### Document text
(begin)
Africa's PC market is showing there's life in the PC yet – laptops and desktops are thriving, and tablets are just surplus to requirements.
Written by Hilary Heuler, Contributor

From his desk against the wall, Nadir Dinani, sales manager at PC World in Uganda, greets a steady stream of customers as they flock to his Kampala shop looking to buy brand-new computers. "Schools are buying lots of computers for their students, assembling networking labs," he says. "Big government institutions and NGOs have funds. Students are coming to buy for their personal use." Looking back on sales for 2013, Dinani smiles. "We know it was a good year." 

Dinani has been working in the industry since 2010, and he explains that since then, the number of PC retailers in Uganda has boomed. "There are many more. Business was good for everyone," he says.

If PC World's success is typical of computer shops across the continent, it's dramatically out of step with the rest of the world. "Computer sales in free fall," cried the headline of a Wall Street Journal article last year, describing the worst decline in the history of the PC market. Research firm Gartner reported that global shipments dropped a spine-tingling ten percent in 2013, as consumers took more and more of their computing to tablets and smartphones.
(end)
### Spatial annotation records
(begin)
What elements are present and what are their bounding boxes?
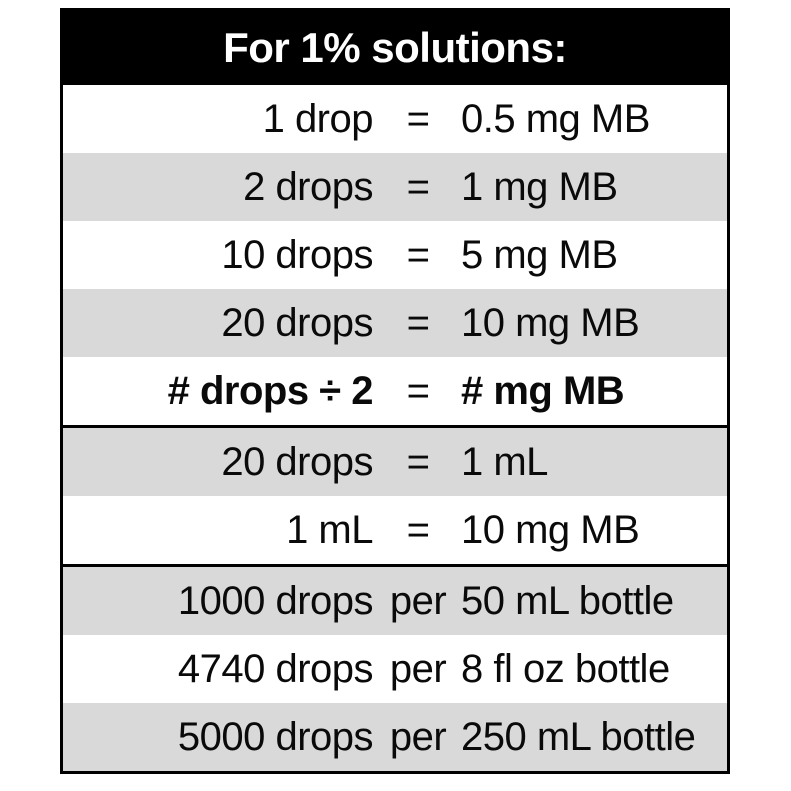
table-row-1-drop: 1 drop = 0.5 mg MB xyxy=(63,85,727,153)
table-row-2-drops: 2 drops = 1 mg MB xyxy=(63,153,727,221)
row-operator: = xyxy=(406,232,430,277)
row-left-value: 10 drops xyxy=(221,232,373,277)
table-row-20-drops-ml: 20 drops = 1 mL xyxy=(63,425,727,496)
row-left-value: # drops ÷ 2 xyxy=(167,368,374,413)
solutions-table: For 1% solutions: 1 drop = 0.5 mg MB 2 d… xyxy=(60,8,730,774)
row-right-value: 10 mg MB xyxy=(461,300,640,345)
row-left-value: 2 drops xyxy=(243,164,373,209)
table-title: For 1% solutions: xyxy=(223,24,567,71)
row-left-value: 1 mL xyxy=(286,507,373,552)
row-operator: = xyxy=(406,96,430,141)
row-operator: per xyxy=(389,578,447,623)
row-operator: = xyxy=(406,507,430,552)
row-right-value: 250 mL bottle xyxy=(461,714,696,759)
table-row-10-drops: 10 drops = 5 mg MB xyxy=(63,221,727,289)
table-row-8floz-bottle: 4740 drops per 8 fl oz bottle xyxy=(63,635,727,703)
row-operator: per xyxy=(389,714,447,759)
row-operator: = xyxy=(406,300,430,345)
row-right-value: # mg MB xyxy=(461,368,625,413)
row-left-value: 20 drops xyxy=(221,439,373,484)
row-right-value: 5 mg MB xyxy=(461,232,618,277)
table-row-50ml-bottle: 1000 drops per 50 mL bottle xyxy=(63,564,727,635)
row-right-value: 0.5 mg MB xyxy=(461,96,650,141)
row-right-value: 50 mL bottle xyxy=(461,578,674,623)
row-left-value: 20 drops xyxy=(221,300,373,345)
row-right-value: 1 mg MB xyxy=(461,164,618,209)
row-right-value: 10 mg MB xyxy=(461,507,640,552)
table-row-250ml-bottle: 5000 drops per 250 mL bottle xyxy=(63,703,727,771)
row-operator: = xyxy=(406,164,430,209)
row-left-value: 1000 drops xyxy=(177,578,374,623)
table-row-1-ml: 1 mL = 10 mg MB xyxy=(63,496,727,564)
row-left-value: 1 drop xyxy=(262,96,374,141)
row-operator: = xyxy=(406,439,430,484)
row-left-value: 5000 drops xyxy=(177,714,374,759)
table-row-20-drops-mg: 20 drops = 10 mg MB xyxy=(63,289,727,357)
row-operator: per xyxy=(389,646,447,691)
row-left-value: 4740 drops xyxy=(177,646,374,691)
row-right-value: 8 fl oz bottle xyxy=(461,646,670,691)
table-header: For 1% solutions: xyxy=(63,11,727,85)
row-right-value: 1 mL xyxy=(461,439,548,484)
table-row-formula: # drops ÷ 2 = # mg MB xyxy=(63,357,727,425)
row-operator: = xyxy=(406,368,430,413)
(end)
(begin)
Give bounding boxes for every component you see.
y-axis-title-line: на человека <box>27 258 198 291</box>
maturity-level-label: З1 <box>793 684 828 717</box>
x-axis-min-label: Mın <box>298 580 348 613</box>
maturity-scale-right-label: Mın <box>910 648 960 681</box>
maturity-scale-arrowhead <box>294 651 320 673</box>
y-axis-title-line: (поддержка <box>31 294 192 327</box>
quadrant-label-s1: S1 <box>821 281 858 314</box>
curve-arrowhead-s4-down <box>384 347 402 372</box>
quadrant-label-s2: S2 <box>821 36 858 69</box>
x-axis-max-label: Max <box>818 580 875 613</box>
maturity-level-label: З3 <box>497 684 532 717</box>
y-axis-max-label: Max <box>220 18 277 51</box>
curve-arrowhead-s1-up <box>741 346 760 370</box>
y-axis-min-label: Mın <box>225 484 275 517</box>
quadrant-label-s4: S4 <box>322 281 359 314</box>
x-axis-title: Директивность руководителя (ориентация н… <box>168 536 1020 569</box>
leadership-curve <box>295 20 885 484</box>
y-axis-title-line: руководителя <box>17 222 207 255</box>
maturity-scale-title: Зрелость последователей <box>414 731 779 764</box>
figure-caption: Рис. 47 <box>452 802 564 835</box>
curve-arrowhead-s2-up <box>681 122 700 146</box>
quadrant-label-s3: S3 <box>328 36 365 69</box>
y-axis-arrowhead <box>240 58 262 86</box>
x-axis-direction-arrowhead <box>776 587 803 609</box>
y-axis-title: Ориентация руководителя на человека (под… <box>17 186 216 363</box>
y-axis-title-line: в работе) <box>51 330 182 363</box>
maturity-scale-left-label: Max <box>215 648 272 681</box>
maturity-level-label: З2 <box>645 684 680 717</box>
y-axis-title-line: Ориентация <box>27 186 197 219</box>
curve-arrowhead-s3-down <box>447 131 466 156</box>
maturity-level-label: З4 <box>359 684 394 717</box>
(end)
### Exercises
- 1) Translate this sentence from the article on Africa's PC market into Spanish: "Dinani has been working in the industry since 2010, and he explains that since then, the number of PC retailers in Uganda has boomed."
- 2) Carry on the article about Africa's PC market, picking up after its final sentence.
The records aren't needed for this work.

### Task-by-task results
- 1) Dinani trabaja en el sector desde 2010 y explica que, desde entonces, el número de minoristas de PC en Uganda se ha disparado.

- 2)
But in Africa the personal computing industry is in its heyday. Analyst firm IDC reported in January that shipments to East Africa had risen by three percent in 2013. In individual countries the numbers were much higher: Uganda saw PC shipments rise by 20.1 percent last year, and Ethiopia by a staggering 31.7 percent. Since IDC only tracks legitimate, taxable sales and does not take into account the 'grey market', the company admits that the real figures are likely to be significantly higher.

The starting point for such growth is, admittedly, quite low. As of 2012 only four percent of Ugandan households owned a computer, according to the International Telecommunication Union, and in Ethiopia the number was only slightly over two percent. Still, the numbers point not only to a growing middle class in Africa, but also to an increasing awareness of the value of a computer.

"People are starting learning the computer. Now they are growing their businesses using computers and it's helping them a lot," Dinani says. "They know now how to use a computer and how to keep reports for their small businesses in their personal PCs."

Laptops and desktops

Eager to tap into a new market, manufacturers have been racing to provide the cheapest laptops available in Africa, pushing prices lower than ever before. "I don't even know how they are surviving," says James Mutua, a research analyst at IDC East Africa. "They are pushing some products very cheap, with low margins." Toshiba offers PCs for as little as $220, he says, and cut-throat competition with Lenovo may force them to drop prices even further.

All of this attracts African customers who might not otherwise consider investing in a computer at all. But there's another factor that makes Africa stand out from the rest of the world: the conspicuous absence of the tablet. "When you check more mature markets you see tablets cannibalising the PC market," Mutua says. "In Africa, except for South Africa, you don’t see the cannibalisation."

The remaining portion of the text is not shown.